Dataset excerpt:
*****
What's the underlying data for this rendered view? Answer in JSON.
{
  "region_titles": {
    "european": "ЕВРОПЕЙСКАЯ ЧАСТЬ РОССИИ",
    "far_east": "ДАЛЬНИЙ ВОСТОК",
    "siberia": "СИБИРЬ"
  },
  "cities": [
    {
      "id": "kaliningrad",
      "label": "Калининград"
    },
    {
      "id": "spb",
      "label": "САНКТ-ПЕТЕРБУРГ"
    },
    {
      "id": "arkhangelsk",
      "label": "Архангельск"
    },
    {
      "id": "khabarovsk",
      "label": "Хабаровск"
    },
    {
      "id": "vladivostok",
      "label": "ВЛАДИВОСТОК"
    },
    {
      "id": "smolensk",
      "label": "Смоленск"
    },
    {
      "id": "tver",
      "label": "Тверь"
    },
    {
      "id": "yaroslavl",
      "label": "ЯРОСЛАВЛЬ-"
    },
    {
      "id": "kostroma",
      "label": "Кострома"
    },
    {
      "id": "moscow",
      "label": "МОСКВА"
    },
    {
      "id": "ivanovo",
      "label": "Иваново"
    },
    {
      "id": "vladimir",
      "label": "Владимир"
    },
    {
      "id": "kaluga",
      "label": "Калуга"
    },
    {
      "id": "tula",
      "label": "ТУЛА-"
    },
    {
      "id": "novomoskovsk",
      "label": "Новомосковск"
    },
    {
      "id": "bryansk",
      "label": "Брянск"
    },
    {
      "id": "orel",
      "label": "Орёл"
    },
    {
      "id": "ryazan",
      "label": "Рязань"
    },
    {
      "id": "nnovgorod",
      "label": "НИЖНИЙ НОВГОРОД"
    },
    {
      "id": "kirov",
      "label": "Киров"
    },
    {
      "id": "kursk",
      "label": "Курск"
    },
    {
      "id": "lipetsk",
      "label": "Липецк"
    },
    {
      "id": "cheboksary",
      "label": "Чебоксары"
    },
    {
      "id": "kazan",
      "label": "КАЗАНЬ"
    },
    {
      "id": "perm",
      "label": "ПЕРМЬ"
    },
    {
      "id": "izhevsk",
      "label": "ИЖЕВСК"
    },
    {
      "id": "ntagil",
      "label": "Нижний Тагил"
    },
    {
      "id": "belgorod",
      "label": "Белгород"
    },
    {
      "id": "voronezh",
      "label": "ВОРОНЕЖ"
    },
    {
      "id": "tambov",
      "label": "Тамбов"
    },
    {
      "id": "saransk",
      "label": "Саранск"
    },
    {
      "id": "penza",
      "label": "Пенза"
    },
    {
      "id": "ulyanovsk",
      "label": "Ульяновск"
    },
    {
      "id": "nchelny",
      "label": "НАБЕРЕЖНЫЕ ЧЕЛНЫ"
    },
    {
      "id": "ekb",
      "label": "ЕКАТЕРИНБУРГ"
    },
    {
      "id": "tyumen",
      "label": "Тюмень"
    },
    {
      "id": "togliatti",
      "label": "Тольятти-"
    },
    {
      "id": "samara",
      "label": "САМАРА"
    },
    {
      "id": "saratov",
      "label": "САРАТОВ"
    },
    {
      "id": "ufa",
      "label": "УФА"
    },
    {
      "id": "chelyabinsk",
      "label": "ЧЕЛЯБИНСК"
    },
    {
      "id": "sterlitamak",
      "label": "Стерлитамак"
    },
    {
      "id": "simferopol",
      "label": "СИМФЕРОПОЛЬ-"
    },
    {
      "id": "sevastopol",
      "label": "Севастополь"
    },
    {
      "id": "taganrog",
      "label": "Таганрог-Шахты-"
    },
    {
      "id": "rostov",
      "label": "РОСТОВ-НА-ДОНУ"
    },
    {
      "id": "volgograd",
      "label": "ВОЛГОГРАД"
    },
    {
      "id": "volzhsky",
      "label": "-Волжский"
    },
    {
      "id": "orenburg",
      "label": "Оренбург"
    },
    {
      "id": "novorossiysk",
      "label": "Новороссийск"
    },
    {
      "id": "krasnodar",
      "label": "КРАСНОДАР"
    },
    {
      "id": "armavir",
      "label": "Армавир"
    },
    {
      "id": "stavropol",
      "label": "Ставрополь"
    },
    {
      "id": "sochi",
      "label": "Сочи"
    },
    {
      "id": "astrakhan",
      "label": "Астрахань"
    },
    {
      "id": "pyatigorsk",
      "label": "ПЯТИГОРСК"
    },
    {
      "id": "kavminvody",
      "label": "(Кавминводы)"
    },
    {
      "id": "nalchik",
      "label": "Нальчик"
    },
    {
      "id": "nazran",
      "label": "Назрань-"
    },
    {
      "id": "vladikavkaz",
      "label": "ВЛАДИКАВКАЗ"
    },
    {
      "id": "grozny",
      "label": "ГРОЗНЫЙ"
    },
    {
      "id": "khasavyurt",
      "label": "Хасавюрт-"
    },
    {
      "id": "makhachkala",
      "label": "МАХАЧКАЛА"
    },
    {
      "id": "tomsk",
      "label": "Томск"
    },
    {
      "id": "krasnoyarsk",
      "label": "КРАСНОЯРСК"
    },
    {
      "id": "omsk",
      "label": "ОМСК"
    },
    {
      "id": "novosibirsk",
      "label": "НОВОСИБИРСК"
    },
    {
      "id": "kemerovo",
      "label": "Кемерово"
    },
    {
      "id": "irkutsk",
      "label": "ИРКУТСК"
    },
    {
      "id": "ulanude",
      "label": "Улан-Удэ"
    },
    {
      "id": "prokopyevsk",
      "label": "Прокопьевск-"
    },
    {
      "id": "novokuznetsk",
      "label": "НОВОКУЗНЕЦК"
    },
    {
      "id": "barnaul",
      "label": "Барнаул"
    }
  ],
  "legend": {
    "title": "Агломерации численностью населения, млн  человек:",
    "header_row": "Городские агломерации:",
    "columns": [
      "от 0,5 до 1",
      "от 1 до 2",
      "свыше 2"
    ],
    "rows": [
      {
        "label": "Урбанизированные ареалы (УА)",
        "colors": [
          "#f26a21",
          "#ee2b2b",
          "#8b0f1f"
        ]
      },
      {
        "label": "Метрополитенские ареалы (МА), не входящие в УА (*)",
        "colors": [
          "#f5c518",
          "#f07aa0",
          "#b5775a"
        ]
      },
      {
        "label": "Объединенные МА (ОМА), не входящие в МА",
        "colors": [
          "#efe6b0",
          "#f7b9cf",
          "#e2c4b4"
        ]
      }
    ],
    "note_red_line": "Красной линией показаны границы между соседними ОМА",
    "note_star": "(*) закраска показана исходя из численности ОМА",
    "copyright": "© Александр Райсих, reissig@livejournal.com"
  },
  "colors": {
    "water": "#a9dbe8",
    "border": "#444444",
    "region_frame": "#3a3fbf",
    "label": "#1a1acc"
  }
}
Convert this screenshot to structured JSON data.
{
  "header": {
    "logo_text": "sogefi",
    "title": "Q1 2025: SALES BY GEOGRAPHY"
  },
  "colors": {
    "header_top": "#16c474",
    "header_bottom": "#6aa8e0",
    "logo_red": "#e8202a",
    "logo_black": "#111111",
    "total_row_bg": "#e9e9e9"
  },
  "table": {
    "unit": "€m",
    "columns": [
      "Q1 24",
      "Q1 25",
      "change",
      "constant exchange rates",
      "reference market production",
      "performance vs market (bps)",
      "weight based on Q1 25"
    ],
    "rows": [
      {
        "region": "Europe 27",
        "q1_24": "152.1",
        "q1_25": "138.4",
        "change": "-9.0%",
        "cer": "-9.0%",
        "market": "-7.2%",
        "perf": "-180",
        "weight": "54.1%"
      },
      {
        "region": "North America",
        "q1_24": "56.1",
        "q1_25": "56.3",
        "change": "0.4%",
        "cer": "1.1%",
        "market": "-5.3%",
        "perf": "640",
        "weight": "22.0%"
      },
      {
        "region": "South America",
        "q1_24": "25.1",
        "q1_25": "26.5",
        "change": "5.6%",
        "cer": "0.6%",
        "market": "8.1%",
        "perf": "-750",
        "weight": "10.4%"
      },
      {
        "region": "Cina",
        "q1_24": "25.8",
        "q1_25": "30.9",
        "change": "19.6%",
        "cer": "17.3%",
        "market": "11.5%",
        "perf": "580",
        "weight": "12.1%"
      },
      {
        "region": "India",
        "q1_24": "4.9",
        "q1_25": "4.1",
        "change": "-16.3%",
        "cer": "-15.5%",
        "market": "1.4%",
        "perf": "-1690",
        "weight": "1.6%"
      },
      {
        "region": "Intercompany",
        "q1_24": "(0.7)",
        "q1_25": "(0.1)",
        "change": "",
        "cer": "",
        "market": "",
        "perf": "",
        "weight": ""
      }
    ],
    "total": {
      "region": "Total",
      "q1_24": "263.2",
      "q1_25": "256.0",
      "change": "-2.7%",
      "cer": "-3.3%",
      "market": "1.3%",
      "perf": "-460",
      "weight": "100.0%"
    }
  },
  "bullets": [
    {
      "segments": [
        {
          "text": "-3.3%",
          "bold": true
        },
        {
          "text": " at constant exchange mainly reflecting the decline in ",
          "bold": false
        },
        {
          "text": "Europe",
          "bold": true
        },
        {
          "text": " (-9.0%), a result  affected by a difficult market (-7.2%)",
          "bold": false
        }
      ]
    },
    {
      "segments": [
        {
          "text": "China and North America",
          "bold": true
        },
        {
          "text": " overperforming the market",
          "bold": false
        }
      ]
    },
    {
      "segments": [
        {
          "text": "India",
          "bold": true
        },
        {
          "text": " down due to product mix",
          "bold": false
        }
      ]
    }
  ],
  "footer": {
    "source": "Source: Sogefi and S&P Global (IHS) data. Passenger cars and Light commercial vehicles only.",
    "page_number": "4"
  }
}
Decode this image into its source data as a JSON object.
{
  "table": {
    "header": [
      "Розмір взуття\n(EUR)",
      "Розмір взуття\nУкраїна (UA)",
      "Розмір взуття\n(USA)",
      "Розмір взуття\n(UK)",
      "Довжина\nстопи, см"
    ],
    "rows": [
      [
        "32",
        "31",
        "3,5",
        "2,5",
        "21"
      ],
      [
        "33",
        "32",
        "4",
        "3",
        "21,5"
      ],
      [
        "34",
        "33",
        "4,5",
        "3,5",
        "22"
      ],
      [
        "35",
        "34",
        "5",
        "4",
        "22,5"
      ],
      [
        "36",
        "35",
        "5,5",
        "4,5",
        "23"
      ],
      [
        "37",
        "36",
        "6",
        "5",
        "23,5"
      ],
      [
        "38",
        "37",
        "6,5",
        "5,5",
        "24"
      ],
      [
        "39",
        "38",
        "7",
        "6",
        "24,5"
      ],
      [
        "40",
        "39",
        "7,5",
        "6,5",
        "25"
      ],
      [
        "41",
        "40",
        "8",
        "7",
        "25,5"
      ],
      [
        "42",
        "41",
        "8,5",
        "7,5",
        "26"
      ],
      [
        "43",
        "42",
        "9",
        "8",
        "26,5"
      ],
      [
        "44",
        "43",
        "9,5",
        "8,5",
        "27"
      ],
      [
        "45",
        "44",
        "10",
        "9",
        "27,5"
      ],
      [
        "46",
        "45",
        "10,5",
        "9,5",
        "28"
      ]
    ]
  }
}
*****
▶ _YOUR INSTRUCTIONS_: Pull out every line above that holds the word "ареалы".

▶ _EXERCISE RESULT_:
        "label": "Урбанизированные ареалы (УА)",
        "label": "Метрополитенские ареалы (МА), не входящие в УА (*)",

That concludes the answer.